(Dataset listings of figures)

########################################

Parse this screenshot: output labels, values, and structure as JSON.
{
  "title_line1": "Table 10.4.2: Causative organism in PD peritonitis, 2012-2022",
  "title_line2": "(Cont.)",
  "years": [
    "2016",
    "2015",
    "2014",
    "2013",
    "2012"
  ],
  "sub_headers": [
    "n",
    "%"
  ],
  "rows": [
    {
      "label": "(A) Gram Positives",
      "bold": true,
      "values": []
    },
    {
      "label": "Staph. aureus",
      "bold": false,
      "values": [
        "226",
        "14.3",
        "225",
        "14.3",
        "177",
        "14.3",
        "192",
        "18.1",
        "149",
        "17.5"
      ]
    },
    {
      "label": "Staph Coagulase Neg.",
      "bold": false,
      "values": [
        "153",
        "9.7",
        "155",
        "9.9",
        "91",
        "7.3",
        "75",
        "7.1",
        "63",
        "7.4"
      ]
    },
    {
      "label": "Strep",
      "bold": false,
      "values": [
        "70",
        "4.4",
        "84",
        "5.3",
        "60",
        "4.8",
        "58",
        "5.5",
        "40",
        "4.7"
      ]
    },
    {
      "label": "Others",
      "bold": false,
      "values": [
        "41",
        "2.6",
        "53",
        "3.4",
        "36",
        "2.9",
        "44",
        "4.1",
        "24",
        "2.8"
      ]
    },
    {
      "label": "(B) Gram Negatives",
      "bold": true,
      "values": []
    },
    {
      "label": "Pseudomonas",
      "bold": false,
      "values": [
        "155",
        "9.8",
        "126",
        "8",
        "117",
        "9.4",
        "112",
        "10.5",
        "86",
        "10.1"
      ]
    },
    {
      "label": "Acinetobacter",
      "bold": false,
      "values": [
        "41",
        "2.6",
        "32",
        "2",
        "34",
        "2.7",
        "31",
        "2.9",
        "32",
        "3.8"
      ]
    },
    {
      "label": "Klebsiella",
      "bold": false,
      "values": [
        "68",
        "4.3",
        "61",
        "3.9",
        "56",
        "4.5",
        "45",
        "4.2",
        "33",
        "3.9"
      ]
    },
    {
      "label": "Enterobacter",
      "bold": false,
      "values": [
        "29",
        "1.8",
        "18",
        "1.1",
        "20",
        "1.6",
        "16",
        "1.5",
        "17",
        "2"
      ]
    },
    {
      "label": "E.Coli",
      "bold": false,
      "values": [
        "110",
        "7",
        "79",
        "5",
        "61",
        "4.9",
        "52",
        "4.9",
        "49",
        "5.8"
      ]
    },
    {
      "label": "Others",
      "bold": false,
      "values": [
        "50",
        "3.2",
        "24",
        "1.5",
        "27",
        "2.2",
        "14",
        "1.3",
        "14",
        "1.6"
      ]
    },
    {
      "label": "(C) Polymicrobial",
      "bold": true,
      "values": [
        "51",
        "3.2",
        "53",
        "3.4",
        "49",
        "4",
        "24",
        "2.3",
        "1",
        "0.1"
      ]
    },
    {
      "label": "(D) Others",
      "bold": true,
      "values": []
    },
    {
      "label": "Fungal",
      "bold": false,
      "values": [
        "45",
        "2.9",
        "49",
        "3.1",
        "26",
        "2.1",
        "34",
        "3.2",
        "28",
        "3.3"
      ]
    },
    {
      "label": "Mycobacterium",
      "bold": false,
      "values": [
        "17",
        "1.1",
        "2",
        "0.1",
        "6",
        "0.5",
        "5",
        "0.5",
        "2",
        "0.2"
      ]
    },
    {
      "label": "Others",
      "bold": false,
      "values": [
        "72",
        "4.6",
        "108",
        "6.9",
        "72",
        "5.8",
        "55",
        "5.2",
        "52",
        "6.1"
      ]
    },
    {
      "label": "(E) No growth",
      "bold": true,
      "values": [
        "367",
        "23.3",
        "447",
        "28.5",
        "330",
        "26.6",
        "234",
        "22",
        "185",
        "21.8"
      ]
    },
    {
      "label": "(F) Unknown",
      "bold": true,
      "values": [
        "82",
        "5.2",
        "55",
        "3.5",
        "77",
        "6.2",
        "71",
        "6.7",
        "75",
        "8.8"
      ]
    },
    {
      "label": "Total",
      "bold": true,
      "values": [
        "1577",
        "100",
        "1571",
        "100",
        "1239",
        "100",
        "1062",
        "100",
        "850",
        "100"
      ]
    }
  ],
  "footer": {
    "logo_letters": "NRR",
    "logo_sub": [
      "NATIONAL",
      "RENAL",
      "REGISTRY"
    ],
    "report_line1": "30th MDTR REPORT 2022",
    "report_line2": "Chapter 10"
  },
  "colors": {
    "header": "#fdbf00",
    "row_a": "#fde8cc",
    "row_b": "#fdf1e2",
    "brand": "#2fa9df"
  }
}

########################################

* _What the task requires_:
Every record should be printed again exactly as it reads.

* _Answer space_:
Parse this screenshot: output labels, values, and structure as JSON.
{
  "title_line1": "Table 10.4.2: Causative organism in PD peritonitis, 2012-2022",
  "title_line2": "(Cont.)",
  "years": [
    "2016",
    "2015",
    "2014",
    "2013",
    "2012"
  ],
  "sub_headers": [
    "n",
    "%"
  ],
  "rows": [
    {
      "label": "(A) Gram Positives",
      "bold": true,
      "values": []
    },
    {
      "label": "Staph. aureus",
      "bold": false,
      "values": [
        "226",
        "14.3",
        "225",
        "14.3",
        "177",
        "14.3",
        "192",
        "18.1",
        "149",
        "17.5"
      ]
    },
    {
      "label": "Staph Coagulase Neg.",
      "bold": false,
      "values": [
        "153",
        "9.7",
        "155",
        "9.9",
        "91",
        "7.3",
        "75",
        "7.1",
        "63",
        "7.4"
      ]
    },
    {
      "label": "Strep",
      "bold": false,
      "values": [
        "70",
        "4.4",
        "84",
        "5.3",
        "60",
        "4.8",
        "58",
        "5.5",
        "40",
        "4.7"
      ]
    },
    {
      "label": "Others",
      "bold": false,
      "values": [
        "41",
        "2.6",
        "53",
        "3.4",
        "36",
        "2.9",
        "44",
        "4.1",
        "24",
        "2.8"
      ]
    },
    {
      "label": "(B) Gram Negatives",
      "bold": true,
      "values": []
    },
    {
      "label": "Pseudomonas",
      "bold": false,
      "values": [
        "155",
        "9.8",
        "126",
        "8",
        "117",
        "9.4",
        "112",
        "10.5",
        "86",
        "10.1"
      ]
    },
    {
      "label": "Acinetobacter",
      "bold": false,
      "values": [
        "41",
        "2.6",
        "32",
        "2",
        "34",
        "2.7",
        "31",
        "2.9",
        "32",
        "3.8"
      ]
    },
    {
      "label": "Klebsiella",
      "bold": false,
      "values": [
        "68",
        "4.3",
        "61",
        "3.9",
        "56",
        "4.5",
        "45",
        "4.2",
        "33",
        "3.9"
      ]
    },
    {
      "label": "Enterobacter",
      "bold": false,
      "values": [
        "29",
        "1.8",
        "18",
        "1.1",
        "20",
        "1.6",
        "16",
        "1.5",
        "17",
        "2"
      ]
    },
    {
      "label": "E.Coli",
      "bold": false,
      "values": [
        "110",
        "7",
        "79",
        "5",
        "61",
        "4.9",
        "52",
        "4.9",
        "49",
        "5.8"
      ]
    },
    {
      "label": "Others",
      "bold": false,
      "values": [
        "50",
        "3.2",
        "24",
        "1.5",
        "27",
        "2.2",
        "14",
        "1.3",
        "14",
        "1.6"
      ]
    },
    {
      "label": "(C) Polymicrobial",
      "bold": true,
      "values": [
        "51",
        "3.2",
        "53",
        "3.4",
        "49",
        "4",
        "24",
        "2.3",
        "1",
        "0.1"
      ]
    },
    {
      "label": "(D) Others",
      "bold": true,
      "values": []
    },
    {
      "label": "Fungal",
      "bold": false,
      "values": [
        "45",
        "2.9",
        "49",
        "3.1",
        "26",
        "2.1",
        "34",
        "3.2",
        "28",
        "3.3"
      ]
    },
    {
      "label": "Mycobacterium",
      "bold": false,
      "values": [
        "17",
        "1.1",
        "2",
        "0.1",
        "6",
        "0.5",
        "5",
        "0.5",
        "2",
        "0.2"
      ]
    },
    {
      "label": "Others",
      "bold": false,
      "values": [
        "72",
        "4.6",
        "108",
        "6.9",
        "72",
        "5.8",
        "55",
        "5.2",
        "52",
        "6.1"
      ]
    },
    {
      "label": "(E) No growth",
      "bold": true,
      "values": [
        "367",
        "23.3",
        "447",
        "28.5",
        "330",
        "26.6",
        "234",
        "22",
        "185",
        "21.8"
      ]
    },
    {
      "label": "(F) Unknown",
      "bold": true,
      "values": [
        "82",
        "5.2",
        "55",
        "3.5",
        "77",
        "6.2",
        "71",
        "6.7",
        "75",
        "8.8"
      ]
    },
    {
      "label": "Total",
      "bold": true,
      "values": [
        "1577",
        "100",
        "1571",
        "100",
        "1239",
        "100",
        "1062",
        "100",
        "850",
        "100"
      ]
    }
  ],
  "footer": {
    "logo_letters": "NRR",
    "logo_sub": [
      "NATIONAL",
      "RENAL",
      "REGISTRY"
    ],
    "report_line1": "30th MDTR REPORT 2022",
    "report_line2": "Chapter 10"
  },
  "colors": {
    "header": "#fdbf00",
    "row_a": "#fde8cc",
    "row_b": "#fdf1e2",
    "brand": "#2fa9df"
  }
}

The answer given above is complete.